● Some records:
···

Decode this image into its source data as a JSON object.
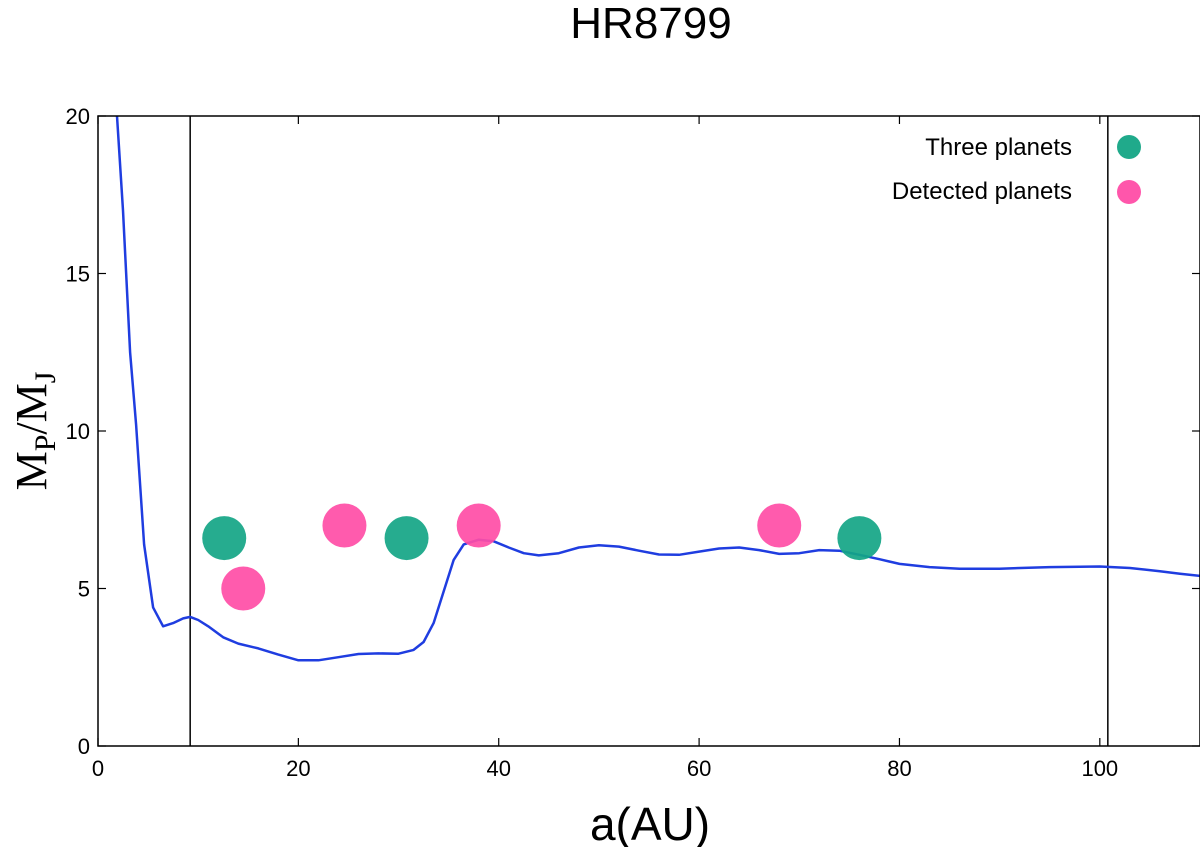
{
  "chart_data": {
    "type": "scatter",
    "title": "HR8799",
    "xlabel": "a(AU)",
    "ylabel": {
      "base1": "M",
      "sub1": "P",
      "sep": "/",
      "base2": "M",
      "sub2": "J"
    },
    "xlim": [
      0,
      110
    ],
    "ylim": [
      0,
      20
    ],
    "xticks": [
      0,
      20,
      40,
      60,
      80,
      100
    ],
    "yticks": [
      0,
      5,
      10,
      15,
      20
    ],
    "grid": false,
    "legend_position": "top-right",
    "vertical_lines": [
      9.2,
      100.8
    ],
    "series": [
      {
        "kind": "line",
        "color": "#1f3de0",
        "points": [
          [
            1.9,
            20.0
          ],
          [
            2.5,
            17.0
          ],
          [
            3.2,
            12.5
          ],
          [
            3.8,
            10.2
          ],
          [
            4.6,
            6.4
          ],
          [
            5.5,
            4.4
          ],
          [
            6.5,
            3.8
          ],
          [
            7.5,
            3.9
          ],
          [
            8.5,
            4.05
          ],
          [
            9.2,
            4.1
          ],
          [
            10,
            4.0
          ],
          [
            11,
            3.8
          ],
          [
            12.5,
            3.45
          ],
          [
            14,
            3.25
          ],
          [
            16,
            3.1
          ],
          [
            18,
            2.9
          ],
          [
            20,
            2.72
          ],
          [
            22,
            2.72
          ],
          [
            24,
            2.82
          ],
          [
            26,
            2.92
          ],
          [
            28,
            2.94
          ],
          [
            30,
            2.93
          ],
          [
            31.5,
            3.05
          ],
          [
            32.5,
            3.3
          ],
          [
            33.5,
            3.9
          ],
          [
            34.5,
            4.9
          ],
          [
            35.5,
            5.9
          ],
          [
            36.5,
            6.4
          ],
          [
            38,
            6.55
          ],
          [
            39.5,
            6.5
          ],
          [
            41,
            6.3
          ],
          [
            42.5,
            6.12
          ],
          [
            44,
            6.05
          ],
          [
            46,
            6.12
          ],
          [
            48,
            6.3
          ],
          [
            50,
            6.37
          ],
          [
            52,
            6.33
          ],
          [
            54,
            6.2
          ],
          [
            56,
            6.08
          ],
          [
            58,
            6.07
          ],
          [
            60,
            6.17
          ],
          [
            62,
            6.27
          ],
          [
            64,
            6.3
          ],
          [
            66,
            6.22
          ],
          [
            68,
            6.1
          ],
          [
            70,
            6.12
          ],
          [
            72,
            6.22
          ],
          [
            74,
            6.2
          ],
          [
            76,
            6.07
          ],
          [
            78,
            5.93
          ],
          [
            80,
            5.78
          ],
          [
            83,
            5.68
          ],
          [
            86,
            5.63
          ],
          [
            90,
            5.63
          ],
          [
            95,
            5.68
          ],
          [
            100,
            5.7
          ],
          [
            103,
            5.65
          ],
          [
            106,
            5.55
          ],
          [
            108,
            5.47
          ],
          [
            110,
            5.4
          ]
        ]
      },
      {
        "name": "Three planets",
        "kind": "scatter",
        "color": "#14a585",
        "points": [
          [
            12.6,
            6.6
          ],
          [
            30.8,
            6.6
          ],
          [
            76.0,
            6.6
          ]
        ]
      },
      {
        "name": "Detected planets",
        "kind": "scatter",
        "color": "#ff4da6",
        "points": [
          [
            14.5,
            5.0
          ],
          [
            24.6,
            7.0
          ],
          [
            38.0,
            7.0
          ],
          [
            68.0,
            7.0
          ]
        ]
      }
    ]
  }
}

···

● What the task asks:
Will you restate every entry word for word and omit the images?

● The completed task:
Decode this image into its source data as a JSON object.
{
  "chart_data": {
    "type": "scatter",
    "title": "HR8799",
    "xlabel": "a(AU)",
    "ylabel": {
      "base1": "M",
      "sub1": "P",
      "sep": "/",
      "base2": "M",
      "sub2": "J"
    },
    "xlim": [
      0,
      110
    ],
    "ylim": [
      0,
      20
    ],
    "xticks": [
      0,
      20,
      40,
      60,
      80,
      100
    ],
    "yticks": [
      0,
      5,
      10,
      15,
      20
    ],
    "grid": false,
    "legend_position": "top-right",
    "vertical_lines": [
      9.2,
      100.8
    ],
    "series": [
      {
        "kind": "line",
        "color": "#1f3de0",
        "points": [
          [
            1.9,
            20.0
          ],
          [
            2.5,
            17.0
          ],
          [
            3.2,
            12.5
          ],
          [
            3.8,
            10.2
          ],
          [
            4.6,
            6.4
          ],
          [
            5.5,
            4.4
          ],
          [
            6.5,
            3.8
          ],
          [
            7.5,
            3.9
          ],
          [
            8.5,
            4.05
          ],
          [
            9.2,
            4.1
          ],
          [
            10,
            4.0
          ],
          [
            11,
            3.8
          ],
          [
            12.5,
            3.45
          ],
          [
            14,
            3.25
          ],
          [
            16,
            3.1
          ],
          [
            18,
            2.9
          ],
          [
            20,
            2.72
          ],
          [
            22,
            2.72
          ],
          [
            24,
            2.82
          ],
          [
            26,
            2.92
          ],
          [
            28,
            2.94
          ],
          [
            30,
            2.93
          ],
          [
            31.5,
            3.05
          ],
          [
            32.5,
            3.3
          ],
          [
            33.5,
            3.9
          ],
          [
            34.5,
            4.9
          ],
          [
            35.5,
            5.9
          ],
          [
            36.5,
            6.4
          ],
          [
            38,
            6.55
          ],
          [
            39.5,
            6.5
          ],
          [
            41,
            6.3
          ],
          [
            42.5,
            6.12
          ],
          [
            44,
            6.05
          ],
          [
            46,
            6.12
          ],
          [
            48,
            6.3
          ],
          [
            50,
            6.37
          ],
          [
            52,
            6.33
          ],
          [
            54,
            6.2
          ],
          [
            56,
            6.08
          ],
          [
            58,
            6.07
          ],
          [
            60,
            6.17
          ],
          [
            62,
            6.27
          ],
          [
            64,
            6.3
          ],
          [
            66,
            6.22
          ],
          [
            68,
            6.1
          ],
          [
            70,
            6.12
          ],
          [
            72,
            6.22
          ],
          [
            74,
            6.2
          ],
          [
            76,
            6.07
          ],
          [
            78,
            5.93
          ],
          [
            80,
            5.78
          ],
          [
            83,
            5.68
          ],
          [
            86,
            5.63
          ],
          [
            90,
            5.63
          ],
          [
            95,
            5.68
          ],
          [
            100,
            5.7
          ],
          [
            103,
            5.65
          ],
          [
            106,
            5.55
          ],
          [
            108,
            5.47
          ],
          [
            110,
            5.4
          ]
        ]
      },
      {
        "name": "Three planets",
        "kind": "scatter",
        "color": "#14a585",
        "points": [
          [
            12.6,
            6.6
          ],
          [
            30.8,
            6.6
          ],
          [
            76.0,
            6.6
          ]
        ]
      },
      {
        "name": "Detected planets",
        "kind": "scatter",
        "color": "#ff4da6",
        "points": [
          [
            14.5,
            5.0
          ],
          [
            24.6,
            7.0
          ],
          [
            38.0,
            7.0
          ],
          [
            68.0,
            7.0
          ]
        ]
      }
    ]
  }
}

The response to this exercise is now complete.